%%

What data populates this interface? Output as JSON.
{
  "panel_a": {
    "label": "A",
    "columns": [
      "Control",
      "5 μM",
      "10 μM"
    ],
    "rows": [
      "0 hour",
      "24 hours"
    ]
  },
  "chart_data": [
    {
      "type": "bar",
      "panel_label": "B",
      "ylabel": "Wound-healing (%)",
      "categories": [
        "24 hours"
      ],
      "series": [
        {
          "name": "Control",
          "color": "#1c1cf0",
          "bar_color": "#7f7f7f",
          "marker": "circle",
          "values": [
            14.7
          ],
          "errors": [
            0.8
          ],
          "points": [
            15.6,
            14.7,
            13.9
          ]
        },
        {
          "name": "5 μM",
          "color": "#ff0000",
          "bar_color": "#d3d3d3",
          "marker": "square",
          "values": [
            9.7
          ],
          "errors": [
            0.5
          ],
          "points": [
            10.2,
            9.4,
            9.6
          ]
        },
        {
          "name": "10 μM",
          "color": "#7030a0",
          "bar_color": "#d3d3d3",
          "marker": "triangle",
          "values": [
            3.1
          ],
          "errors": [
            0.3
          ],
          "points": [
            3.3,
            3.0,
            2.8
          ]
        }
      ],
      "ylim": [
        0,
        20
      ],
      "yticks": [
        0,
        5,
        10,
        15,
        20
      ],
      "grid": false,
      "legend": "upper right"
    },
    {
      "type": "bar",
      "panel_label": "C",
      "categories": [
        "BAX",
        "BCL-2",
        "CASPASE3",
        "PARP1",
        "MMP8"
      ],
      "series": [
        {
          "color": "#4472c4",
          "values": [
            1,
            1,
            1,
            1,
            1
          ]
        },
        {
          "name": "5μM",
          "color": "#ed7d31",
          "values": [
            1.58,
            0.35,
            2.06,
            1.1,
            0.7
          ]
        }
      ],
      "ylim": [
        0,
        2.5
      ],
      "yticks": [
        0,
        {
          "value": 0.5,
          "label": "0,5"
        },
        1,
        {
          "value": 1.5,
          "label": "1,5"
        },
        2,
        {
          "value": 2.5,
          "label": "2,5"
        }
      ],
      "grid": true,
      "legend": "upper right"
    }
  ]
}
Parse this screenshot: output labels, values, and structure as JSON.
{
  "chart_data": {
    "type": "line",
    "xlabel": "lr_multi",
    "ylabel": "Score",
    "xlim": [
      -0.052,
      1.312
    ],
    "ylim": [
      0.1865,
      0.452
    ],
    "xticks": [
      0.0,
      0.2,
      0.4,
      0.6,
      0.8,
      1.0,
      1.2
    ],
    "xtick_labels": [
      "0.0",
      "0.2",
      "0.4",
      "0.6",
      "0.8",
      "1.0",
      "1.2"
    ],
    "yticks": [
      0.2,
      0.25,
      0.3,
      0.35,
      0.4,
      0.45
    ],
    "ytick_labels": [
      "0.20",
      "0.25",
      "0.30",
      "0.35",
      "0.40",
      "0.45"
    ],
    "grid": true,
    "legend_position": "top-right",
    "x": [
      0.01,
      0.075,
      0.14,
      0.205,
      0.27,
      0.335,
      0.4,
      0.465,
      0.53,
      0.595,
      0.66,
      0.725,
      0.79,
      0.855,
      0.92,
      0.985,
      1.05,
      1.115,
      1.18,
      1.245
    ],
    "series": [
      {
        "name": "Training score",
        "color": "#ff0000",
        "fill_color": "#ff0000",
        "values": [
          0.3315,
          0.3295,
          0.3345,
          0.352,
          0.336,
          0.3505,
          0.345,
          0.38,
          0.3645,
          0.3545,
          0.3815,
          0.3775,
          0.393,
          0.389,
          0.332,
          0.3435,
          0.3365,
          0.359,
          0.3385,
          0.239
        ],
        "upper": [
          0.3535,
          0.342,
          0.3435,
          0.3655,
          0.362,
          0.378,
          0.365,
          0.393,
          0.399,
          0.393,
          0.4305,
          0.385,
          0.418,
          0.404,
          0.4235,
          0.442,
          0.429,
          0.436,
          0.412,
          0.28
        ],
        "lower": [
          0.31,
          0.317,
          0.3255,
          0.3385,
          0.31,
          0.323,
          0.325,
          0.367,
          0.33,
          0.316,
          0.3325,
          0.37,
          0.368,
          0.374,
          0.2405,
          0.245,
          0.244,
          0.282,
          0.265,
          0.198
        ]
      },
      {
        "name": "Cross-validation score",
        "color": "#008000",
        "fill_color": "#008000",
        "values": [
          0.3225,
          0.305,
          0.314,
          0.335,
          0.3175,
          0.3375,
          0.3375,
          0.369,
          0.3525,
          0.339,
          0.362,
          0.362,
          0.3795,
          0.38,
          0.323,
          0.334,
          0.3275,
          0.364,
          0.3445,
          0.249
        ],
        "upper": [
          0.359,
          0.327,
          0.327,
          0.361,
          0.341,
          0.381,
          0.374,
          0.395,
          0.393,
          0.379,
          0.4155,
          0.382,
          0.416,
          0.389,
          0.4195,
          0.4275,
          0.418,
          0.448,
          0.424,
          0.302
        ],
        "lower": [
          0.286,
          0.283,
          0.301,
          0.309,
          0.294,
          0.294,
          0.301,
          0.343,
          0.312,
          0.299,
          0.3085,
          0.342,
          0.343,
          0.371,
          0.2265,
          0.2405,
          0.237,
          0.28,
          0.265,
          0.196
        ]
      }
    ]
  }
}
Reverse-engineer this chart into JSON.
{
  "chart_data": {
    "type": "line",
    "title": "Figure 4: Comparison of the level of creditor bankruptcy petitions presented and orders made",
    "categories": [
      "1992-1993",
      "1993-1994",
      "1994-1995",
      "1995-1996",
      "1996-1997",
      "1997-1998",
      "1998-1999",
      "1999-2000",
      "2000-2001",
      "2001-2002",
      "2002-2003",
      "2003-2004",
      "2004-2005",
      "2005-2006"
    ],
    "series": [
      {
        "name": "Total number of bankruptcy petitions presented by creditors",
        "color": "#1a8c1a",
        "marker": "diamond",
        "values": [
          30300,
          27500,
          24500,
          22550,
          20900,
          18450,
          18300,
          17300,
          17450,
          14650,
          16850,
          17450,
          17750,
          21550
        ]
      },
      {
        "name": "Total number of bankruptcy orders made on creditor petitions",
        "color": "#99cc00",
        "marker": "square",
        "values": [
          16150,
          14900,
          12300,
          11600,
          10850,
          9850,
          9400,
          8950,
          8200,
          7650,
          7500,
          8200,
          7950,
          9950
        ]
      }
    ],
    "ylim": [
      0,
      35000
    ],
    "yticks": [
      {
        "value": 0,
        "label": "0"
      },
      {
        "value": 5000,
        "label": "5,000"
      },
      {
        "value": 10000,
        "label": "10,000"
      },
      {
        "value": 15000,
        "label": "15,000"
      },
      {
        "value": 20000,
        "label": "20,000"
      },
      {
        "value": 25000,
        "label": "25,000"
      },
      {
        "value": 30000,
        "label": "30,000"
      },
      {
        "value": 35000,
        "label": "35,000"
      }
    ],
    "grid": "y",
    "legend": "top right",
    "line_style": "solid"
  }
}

%%

-- Stated exercise --
Transcribe every record above exactly as it appears.

-- Result below --
What data populates this interface? Output as JSON.
{
  "panel_a": {
    "label": "A",
    "columns": [
      "Control",
      "5 μM",
      "10 μM"
    ],
    "rows": [
      "0 hour",
      "24 hours"
    ]
  },
  "chart_data": [
    {
      "type": "bar",
      "panel_label": "B",
      "ylabel": "Wound-healing (%)",
      "categories": [
        "24 hours"
      ],
      "series": [
        {
          "name": "Control",
          "color": "#1c1cf0",
          "bar_color": "#7f7f7f",
          "marker": "circle",
          "values": [
            14.7
          ],
          "errors": [
            0.8
          ],
          "points": [
            15.6,
            14.7,
            13.9
          ]
        },
        {
          "name": "5 μM",
          "color": "#ff0000",
          "bar_color": "#d3d3d3",
          "marker": "square",
          "values": [
            9.7
          ],
          "errors": [
            0.5
          ],
          "points": [
            10.2,
            9.4,
            9.6
          ]
        },
        {
          "name": "10 μM",
          "color": "#7030a0",
          "bar_color": "#d3d3d3",
          "marker": "triangle",
          "values": [
            3.1
          ],
          "errors": [
            0.3
          ],
          "points": [
            3.3,
            3.0,
            2.8
          ]
        }
      ],
      "ylim": [
        0,
        20
      ],
      "yticks": [
        0,
        5,
        10,
        15,
        20
      ],
      "grid": false,
      "legend": "upper right"
    },
    {
      "type": "bar",
      "panel_label": "C",
      "categories": [
        "BAX",
        "BCL-2",
        "CASPASE3",
        "PARP1",
        "MMP8"
      ],
      "series": [
        {
          "color": "#4472c4",
          "values": [
            1,
            1,
            1,
            1,
            1
          ]
        },
        {
          "name": "5μM",
          "color": "#ed7d31",
          "values": [
            1.58,
            0.35,
            2.06,
            1.1,
            0.7
          ]
        }
      ],
      "ylim": [
        0,
        2.5
      ],
      "yticks": [
        0,
        {
          "value": 0.5,
          "label": "0,5"
        },
        1,
        {
          "value": 1.5,
          "label": "1,5"
        },
        2,
        {
          "value": 2.5,
          "label": "2,5"
        }
      ],
      "grid": true,
      "legend": "upper right"
    }
  ]
}
Parse this screenshot: output labels, values, and structure as JSON.
{
  "chart_data": {
    "type": "line",
    "xlabel": "lr_multi",
    "ylabel": "Score",
    "xlim": [
      -0.052,
      1.312
    ],
    "ylim": [
      0.1865,
      0.452
    ],
    "xticks": [
      0.0,
      0.2,
      0.4,
      0.6,
      0.8,
      1.0,
      1.2
    ],
    "xtick_labels": [
      "0.0",
      "0.2",
      "0.4",
      "0.6",
      "0.8",
      "1.0",
      "1.2"
    ],
    "yticks": [
      0.2,
      0.25,
      0.3,
      0.35,
      0.4,
      0.45
    ],
    "ytick_labels": [
      "0.20",
      "0.25",
      "0.30",
      "0.35",
      "0.40",
      "0.45"
    ],
    "grid": true,
    "legend_position": "top-right",
    "x": [
      0.01,
      0.075,
      0.14,
      0.205,
      0.27,
      0.335,
      0.4,
      0.465,
      0.53,
      0.595,
      0.66,
      0.725,
      0.79,
      0.855,
      0.92,
      0.985,
      1.05,
      1.115,
      1.18,
      1.245
    ],
    "series": [
      {
        "name": "Training score",
        "color": "#ff0000",
        "fill_color": "#ff0000",
        "values": [
          0.3315,
          0.3295,
          0.3345,
          0.352,
          0.336,
          0.3505,
          0.345,
          0.38,
          0.3645,
          0.3545,
          0.3815,
          0.3775,
          0.393,
          0.389,
          0.332,
          0.3435,
          0.3365,
          0.359,
          0.3385,
          0.239
        ],
        "upper": [
          0.3535,
          0.342,
          0.3435,
          0.3655,
          0.362,
          0.378,
          0.365,
          0.393,
          0.399,
          0.393,
          0.4305,
          0.385,
          0.418,
          0.404,
          0.4235,
          0.442,
          0.429,
          0.436,
          0.412,
          0.28
        ],
        "lower": [
          0.31,
          0.317,
          0.3255,
          0.3385,
          0.31,
          0.323,
          0.325,
          0.367,
          0.33,
          0.316,
          0.3325,
          0.37,
          0.368,
          0.374,
          0.2405,
          0.245,
          0.244,
          0.282,
          0.265,
          0.198
        ]
      },
      {
        "name": "Cross-validation score",
        "color": "#008000",
        "fill_color": "#008000",
        "values": [
          0.3225,
          0.305,
          0.314,
          0.335,
          0.3175,
          0.3375,
          0.3375,
          0.369,
          0.3525,
          0.339,
          0.362,
          0.362,
          0.3795,
          0.38,
          0.323,
          0.334,
          0.3275,
          0.364,
          0.3445,
          0.249
        ],
        "upper": [
          0.359,
          0.327,
          0.327,
          0.361,
          0.341,
          0.381,
          0.374,
          0.395,
          0.393,
          0.379,
          0.4155,
          0.382,
          0.416,
          0.389,
          0.4195,
          0.4275,
          0.418,
          0.448,
          0.424,
          0.302
        ],
        "lower": [
          0.286,
          0.283,
          0.301,
          0.309,
          0.294,
          0.294,
          0.301,
          0.343,
          0.312,
          0.299,
          0.3085,
          0.342,
          0.343,
          0.371,
          0.2265,
          0.2405,
          0.237,
          0.28,
          0.265,
          0.196
        ]
      }
    ]
  }
}
Reverse-engineer this chart into JSON.
{
  "chart_data": {
    "type": "line",
    "title": "Figure 4: Comparison of the level of creditor bankruptcy petitions presented and orders made",
    "categories": [
      "1992-1993",
      "1993-1994",
      "1994-1995",
      "1995-1996",
      "1996-1997",
      "1997-1998",
      "1998-1999",
      "1999-2000",
      "2000-2001",
      "2001-2002",
      "2002-2003",
      "2003-2004",
      "2004-2005",
      "2005-2006"
    ],
    "series": [
      {
        "name": "Total number of bankruptcy petitions presented by creditors",
        "color": "#1a8c1a",
        "marker": "diamond",
        "values": [
          30300,
          27500,
          24500,
          22550,
          20900,
          18450,
          18300,
          17300,
          17450,
          14650,
          16850,
          17450,
          17750,
          21550
        ]
      },
      {
        "name": "Total number of bankruptcy orders made on creditor petitions",
        "color": "#99cc00",
        "marker": "square",
        "values": [
          16150,
          14900,
          12300,
          11600,
          10850,
          9850,
          9400,
          8950,
          8200,
          7650,
          7500,
          8200,
          7950,
          9950
        ]
      }
    ],
    "ylim": [
      0,
      35000
    ],
    "yticks": [
      {
        "value": 0,
        "label": "0"
      },
      {
        "value": 5000,
        "label": "5,000"
      },
      {
        "value": 10000,
        "label": "10,000"
      },
      {
        "value": 15000,
        "label": "15,000"
      },
      {
        "value": 20000,
        "label": "20,000"
      },
      {
        "value": 25000,
        "label": "25,000"
      },
      {
        "value": 30000,
        "label": "30,000"
      },
      {
        "value": 35000,
        "label": "35,000"
      }
    ],
    "grid": "y",
    "legend": "top right",
    "line_style": "solid"
  }
}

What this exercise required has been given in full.